• _Records to process_
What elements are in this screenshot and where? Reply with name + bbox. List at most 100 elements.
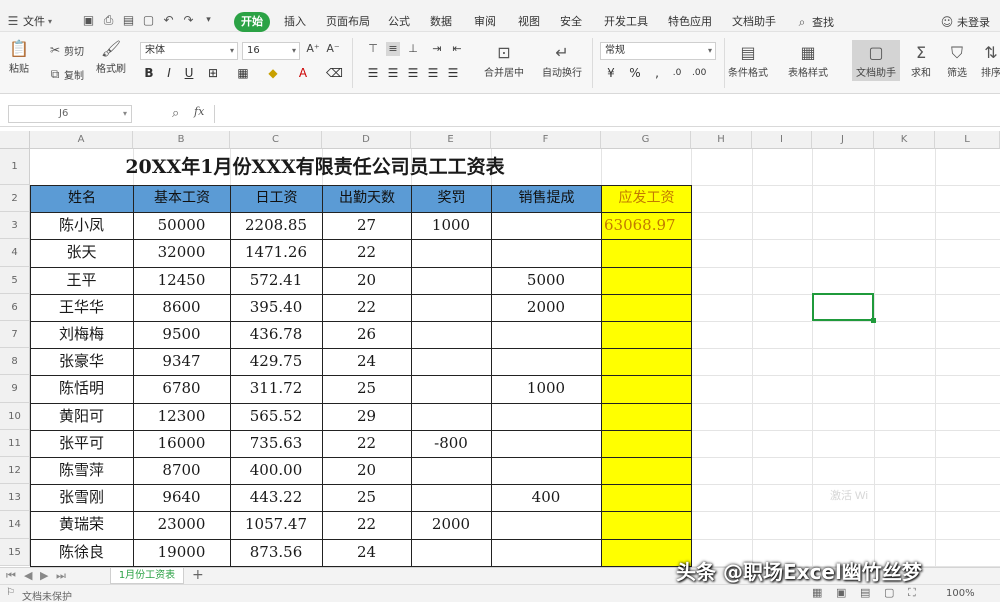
table-cell[interactable]: 8700	[133, 457, 230, 484]
selected-cell-j6[interactable]	[812, 293, 876, 323]
table-cell[interactable]: 黄瑞荣	[30, 511, 133, 538]
row-header-5[interactable]: 5	[0, 266, 30, 294]
table-style-button[interactable]: ▦ 表格样式	[788, 42, 828, 79]
user-login-button[interactable]: ☺ 未登录	[940, 12, 990, 32]
conditional-format-button[interactable]: ▤ 条件格式	[728, 42, 768, 79]
save-icon[interactable]: ▣	[82, 14, 95, 27]
table-cell[interactable]: 6780	[133, 375, 230, 402]
table-cell[interactable]: 19000	[133, 539, 230, 566]
header-cell[interactable]: 应发工资	[601, 185, 692, 214]
header-cell[interactable]: 奖罚	[411, 185, 492, 214]
table-cell[interactable]	[601, 511, 691, 538]
header-cell[interactable]: 销售提成	[491, 185, 602, 214]
table-cell[interactable]: 张雪刚	[30, 484, 133, 511]
table-cell[interactable]	[601, 403, 691, 430]
column-header-l[interactable]: L	[935, 131, 1000, 149]
percent-icon[interactable]: %	[628, 66, 642, 80]
table-cell[interactable]: 张豪华	[30, 348, 133, 375]
table-cell[interactable]	[491, 321, 601, 348]
table-cell[interactable]	[601, 267, 691, 294]
table-cell[interactable]	[491, 403, 601, 430]
currency-icon[interactable]: ¥	[604, 66, 618, 80]
table-cell[interactable]: 1000	[411, 212, 491, 239]
table-cell[interactable]: 311.72	[230, 375, 322, 402]
bold-icon[interactable]: B	[142, 66, 156, 80]
row-header-8[interactable]: 8	[0, 348, 30, 376]
table-cell[interactable]: 26	[322, 321, 411, 348]
thousands-icon[interactable]: ,	[650, 66, 664, 80]
sheet-title[interactable]: 20XX年1月份XXX有限责任公司员工工资表	[30, 149, 600, 185]
redo-icon[interactable]: ↷	[182, 14, 195, 27]
table-cell[interactable]	[601, 484, 691, 511]
table-cell[interactable]: 50000	[133, 212, 230, 239]
search-button[interactable]: ⌕ 查找	[795, 12, 834, 32]
header-cell[interactable]: 日工资	[230, 185, 323, 214]
merge-center-button[interactable]: ⊡ 合并居中	[484, 42, 524, 79]
print-preview-icon[interactable]: ⎙	[102, 14, 115, 27]
row-header-2[interactable]: 2	[0, 185, 30, 213]
table-cell[interactable]: 22	[322, 430, 411, 457]
table-cell[interactable]: 63068.97	[601, 212, 691, 239]
tab-review[interactable]: 审阅	[470, 12, 500, 32]
decrease-font-icon[interactable]: A⁻	[326, 42, 340, 56]
table-cell[interactable]: 张天	[30, 239, 133, 266]
table-cell[interactable]: 陈徐良	[30, 539, 133, 566]
table-cell[interactable]: 443.22	[230, 484, 322, 511]
table-cell[interactable]	[601, 294, 691, 321]
normal-view-icon[interactable]: ▦	[812, 586, 822, 599]
table-cell[interactable]: 24	[322, 348, 411, 375]
tab-security[interactable]: 安全	[556, 12, 586, 32]
table-cell[interactable]	[491, 539, 601, 566]
table-cell[interactable]: 黄阳可	[30, 403, 133, 430]
table-cell[interactable]: 2208.85	[230, 212, 322, 239]
table-cell[interactable]	[601, 375, 691, 402]
column-header-g[interactable]: G	[601, 131, 691, 149]
format-painter-button[interactable]: 🖌 格式刷	[96, 38, 126, 75]
fill-handle[interactable]	[871, 318, 876, 323]
sheet-nav-next-icon[interactable]: ▶	[40, 569, 48, 582]
table-cell[interactable]: 9347	[133, 348, 230, 375]
column-header-f[interactable]: F	[491, 131, 601, 149]
table-cell[interactable]: 27	[322, 212, 411, 239]
table-cell[interactable]: -800	[411, 430, 491, 457]
table-cell[interactable]	[411, 457, 491, 484]
row-header-12[interactable]: 12	[0, 457, 30, 485]
table-cell[interactable]: 735.63	[230, 430, 322, 457]
table-cell[interactable]: 2000	[411, 511, 491, 538]
quick-access-chevron-icon[interactable]: ▾	[202, 14, 215, 27]
table-cell[interactable]: 429.75	[230, 348, 322, 375]
fill-color-icon[interactable]: ◆	[266, 66, 280, 80]
table-cell[interactable]: 5000	[491, 267, 601, 294]
align-middle-icon[interactable]: ≡	[386, 42, 400, 56]
table-cell[interactable]	[491, 430, 601, 457]
table-cell[interactable]: 9500	[133, 321, 230, 348]
row-header-7[interactable]: 7	[0, 321, 30, 349]
tab-data[interactable]: 数据	[426, 12, 456, 32]
table-cell[interactable]: 16000	[133, 430, 230, 457]
table-cell[interactable]	[491, 511, 601, 538]
table-cell[interactable]	[491, 212, 601, 239]
table-cell[interactable]	[411, 239, 491, 266]
table-cell[interactable]: 22	[322, 511, 411, 538]
page-break-view-icon[interactable]: ▤	[860, 586, 870, 599]
column-header-c[interactable]: C	[230, 131, 322, 149]
table-cell[interactable]: 张平可	[30, 430, 133, 457]
column-header-b[interactable]: B	[133, 131, 230, 149]
export-icon[interactable]: ▢	[142, 14, 155, 27]
table-cell[interactable]: 873.56	[230, 539, 322, 566]
table-cell[interactable]	[601, 457, 691, 484]
tab-page-layout[interactable]: 页面布局	[322, 12, 374, 32]
row-header-14[interactable]: 14	[0, 511, 30, 539]
sheet-tab-active[interactable]: 1月份工资表	[110, 568, 184, 584]
table-cell[interactable]: 2000	[491, 294, 601, 321]
table-cell[interactable]: 22	[322, 239, 411, 266]
table-cell[interactable]	[411, 267, 491, 294]
copy-button[interactable]: ⧉ 复制	[48, 66, 84, 82]
align-left-icon[interactable]: ☰	[366, 66, 380, 80]
table-cell[interactable]: 20	[322, 267, 411, 294]
justify-icon[interactable]: ☰	[426, 66, 440, 80]
full-screen-icon[interactable]: ⛶	[908, 586, 916, 600]
table-cell[interactable]: 1471.26	[230, 239, 322, 266]
column-header-d[interactable]: D	[322, 131, 411, 149]
filter-button[interactable]: ⛉ 筛选	[946, 42, 968, 79]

• _What needs to be done_
Repeat the part of the listing that opens with the line containing "457, 230, 484]" and closes with the line containing "185, 323, 214]", keeping both of those lines.

• _Response_
table-cell[interactable]: 8700	[133, 457, 230, 484]
selected-cell-j6[interactable]	[812, 293, 876, 323]
table-cell[interactable]: 黄瑞荣	[30, 511, 133, 538]
row-header-5[interactable]: 5	[0, 266, 30, 294]
table-style-button[interactable]: ▦ 表格样式	[788, 42, 828, 79]
user-login-button[interactable]: ☺ 未登录	[940, 12, 990, 32]
conditional-format-button[interactable]: ▤ 条件格式	[728, 42, 768, 79]
save-icon[interactable]: ▣	[82, 14, 95, 27]
table-cell[interactable]: 6780	[133, 375, 230, 402]
table-cell[interactable]: 19000	[133, 539, 230, 566]
header-cell[interactable]: 应发工资	[601, 185, 692, 214]
header-cell[interactable]: 奖罚	[411, 185, 492, 214]
table-cell[interactable]	[601, 511, 691, 538]
header-cell[interactable]: 销售提成	[491, 185, 602, 214]
table-cell[interactable]: 张雪刚	[30, 484, 133, 511]
table-cell[interactable]	[601, 403, 691, 430]
column-header-l[interactable]: L	[935, 131, 1000, 149]
percent-icon[interactable]: %	[628, 66, 642, 80]
table-cell[interactable]: 张豪华	[30, 348, 133, 375]
table-cell[interactable]	[491, 321, 601, 348]
table-cell[interactable]	[601, 267, 691, 294]
table-cell[interactable]	[491, 403, 601, 430]
currency-icon[interactable]: ¥	[604, 66, 618, 80]
table-cell[interactable]: 1000	[411, 212, 491, 239]
table-cell[interactable]: 311.72	[230, 375, 322, 402]
bold-icon[interactable]: B	[142, 66, 156, 80]
row-header-8[interactable]: 8	[0, 348, 30, 376]
table-cell[interactable]: 26	[322, 321, 411, 348]
thousands-icon[interactable]: ,	[650, 66, 664, 80]
sheet-title[interactable]: 20XX年1月份XXX有限责任公司员工工资表	[30, 149, 600, 185]
redo-icon[interactable]: ↷	[182, 14, 195, 27]
table-cell[interactable]	[601, 484, 691, 511]
table-cell[interactable]: 50000	[133, 212, 230, 239]
search-button[interactable]: ⌕ 查找	[795, 12, 834, 32]
header-cell[interactable]: 日工资	[230, 185, 323, 214]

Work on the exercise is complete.